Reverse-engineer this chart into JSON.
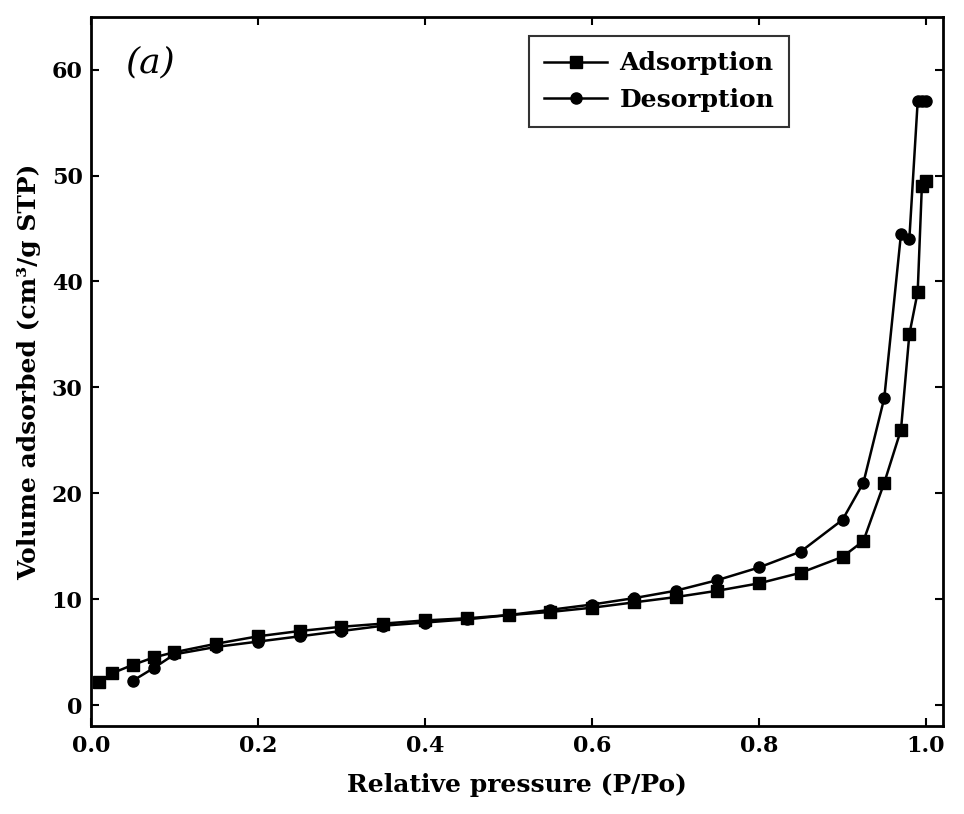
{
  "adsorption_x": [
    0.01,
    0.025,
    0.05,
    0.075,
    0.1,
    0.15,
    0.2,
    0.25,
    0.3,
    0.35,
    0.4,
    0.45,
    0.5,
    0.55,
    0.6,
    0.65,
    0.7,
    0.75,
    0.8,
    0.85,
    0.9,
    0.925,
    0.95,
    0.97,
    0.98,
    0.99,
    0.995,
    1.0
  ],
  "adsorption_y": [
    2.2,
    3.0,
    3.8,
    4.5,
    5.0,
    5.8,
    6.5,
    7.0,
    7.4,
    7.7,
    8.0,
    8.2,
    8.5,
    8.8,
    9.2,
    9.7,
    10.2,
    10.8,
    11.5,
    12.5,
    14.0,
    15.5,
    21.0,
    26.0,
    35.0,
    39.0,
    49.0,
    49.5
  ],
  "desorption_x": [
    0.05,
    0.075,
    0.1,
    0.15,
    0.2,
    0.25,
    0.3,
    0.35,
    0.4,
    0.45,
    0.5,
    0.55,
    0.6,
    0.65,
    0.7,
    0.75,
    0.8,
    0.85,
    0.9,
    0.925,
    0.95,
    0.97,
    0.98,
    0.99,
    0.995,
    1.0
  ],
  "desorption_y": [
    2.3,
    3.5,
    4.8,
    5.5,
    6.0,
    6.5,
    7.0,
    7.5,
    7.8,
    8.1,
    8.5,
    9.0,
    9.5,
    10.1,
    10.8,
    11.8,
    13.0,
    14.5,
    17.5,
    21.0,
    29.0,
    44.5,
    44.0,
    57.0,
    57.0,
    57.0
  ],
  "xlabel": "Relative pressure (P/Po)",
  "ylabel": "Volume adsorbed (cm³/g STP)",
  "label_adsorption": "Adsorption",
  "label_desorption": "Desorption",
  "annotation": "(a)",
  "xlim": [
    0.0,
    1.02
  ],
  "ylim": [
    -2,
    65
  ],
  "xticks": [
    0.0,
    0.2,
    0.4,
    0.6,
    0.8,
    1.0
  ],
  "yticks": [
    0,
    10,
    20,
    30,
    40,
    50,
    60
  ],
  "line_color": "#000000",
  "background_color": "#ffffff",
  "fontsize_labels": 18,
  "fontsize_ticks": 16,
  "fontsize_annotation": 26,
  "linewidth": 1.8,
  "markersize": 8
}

----

- WHAT TO DO -
Print each entry shown above with exact wording and no pictures.

- RESPONSE TO THIS TASK -
Reverse-engineer this chart into JSON.
{
  "adsorption_x": [
    0.01,
    0.025,
    0.05,
    0.075,
    0.1,
    0.15,
    0.2,
    0.25,
    0.3,
    0.35,
    0.4,
    0.45,
    0.5,
    0.55,
    0.6,
    0.65,
    0.7,
    0.75,
    0.8,
    0.85,
    0.9,
    0.925,
    0.95,
    0.97,
    0.98,
    0.99,
    0.995,
    1.0
  ],
  "adsorption_y": [
    2.2,
    3.0,
    3.8,
    4.5,
    5.0,
    5.8,
    6.5,
    7.0,
    7.4,
    7.7,
    8.0,
    8.2,
    8.5,
    8.8,
    9.2,
    9.7,
    10.2,
    10.8,
    11.5,
    12.5,
    14.0,
    15.5,
    21.0,
    26.0,
    35.0,
    39.0,
    49.0,
    49.5
  ],
  "desorption_x": [
    0.05,
    0.075,
    0.1,
    0.15,
    0.2,
    0.25,
    0.3,
    0.35,
    0.4,
    0.45,
    0.5,
    0.55,
    0.6,
    0.65,
    0.7,
    0.75,
    0.8,
    0.85,
    0.9,
    0.925,
    0.95,
    0.97,
    0.98,
    0.99,
    0.995,
    1.0
  ],
  "desorption_y": [
    2.3,
    3.5,
    4.8,
    5.5,
    6.0,
    6.5,
    7.0,
    7.5,
    7.8,
    8.1,
    8.5,
    9.0,
    9.5,
    10.1,
    10.8,
    11.8,
    13.0,
    14.5,
    17.5,
    21.0,
    29.0,
    44.5,
    44.0,
    57.0,
    57.0,
    57.0
  ],
  "xlabel": "Relative pressure (P/Po)",
  "ylabel": "Volume adsorbed (cm³/g STP)",
  "label_adsorption": "Adsorption",
  "label_desorption": "Desorption",
  "annotation": "(a)",
  "xlim": [
    0.0,
    1.02
  ],
  "ylim": [
    -2,
    65
  ],
  "xticks": [
    0.0,
    0.2,
    0.4,
    0.6,
    0.8,
    1.0
  ],
  "yticks": [
    0,
    10,
    20,
    30,
    40,
    50,
    60
  ],
  "line_color": "#000000",
  "background_color": "#ffffff",
  "fontsize_labels": 18,
  "fontsize_ticks": 16,
  "fontsize_annotation": 26,
  "linewidth": 1.8,
  "markersize": 8
}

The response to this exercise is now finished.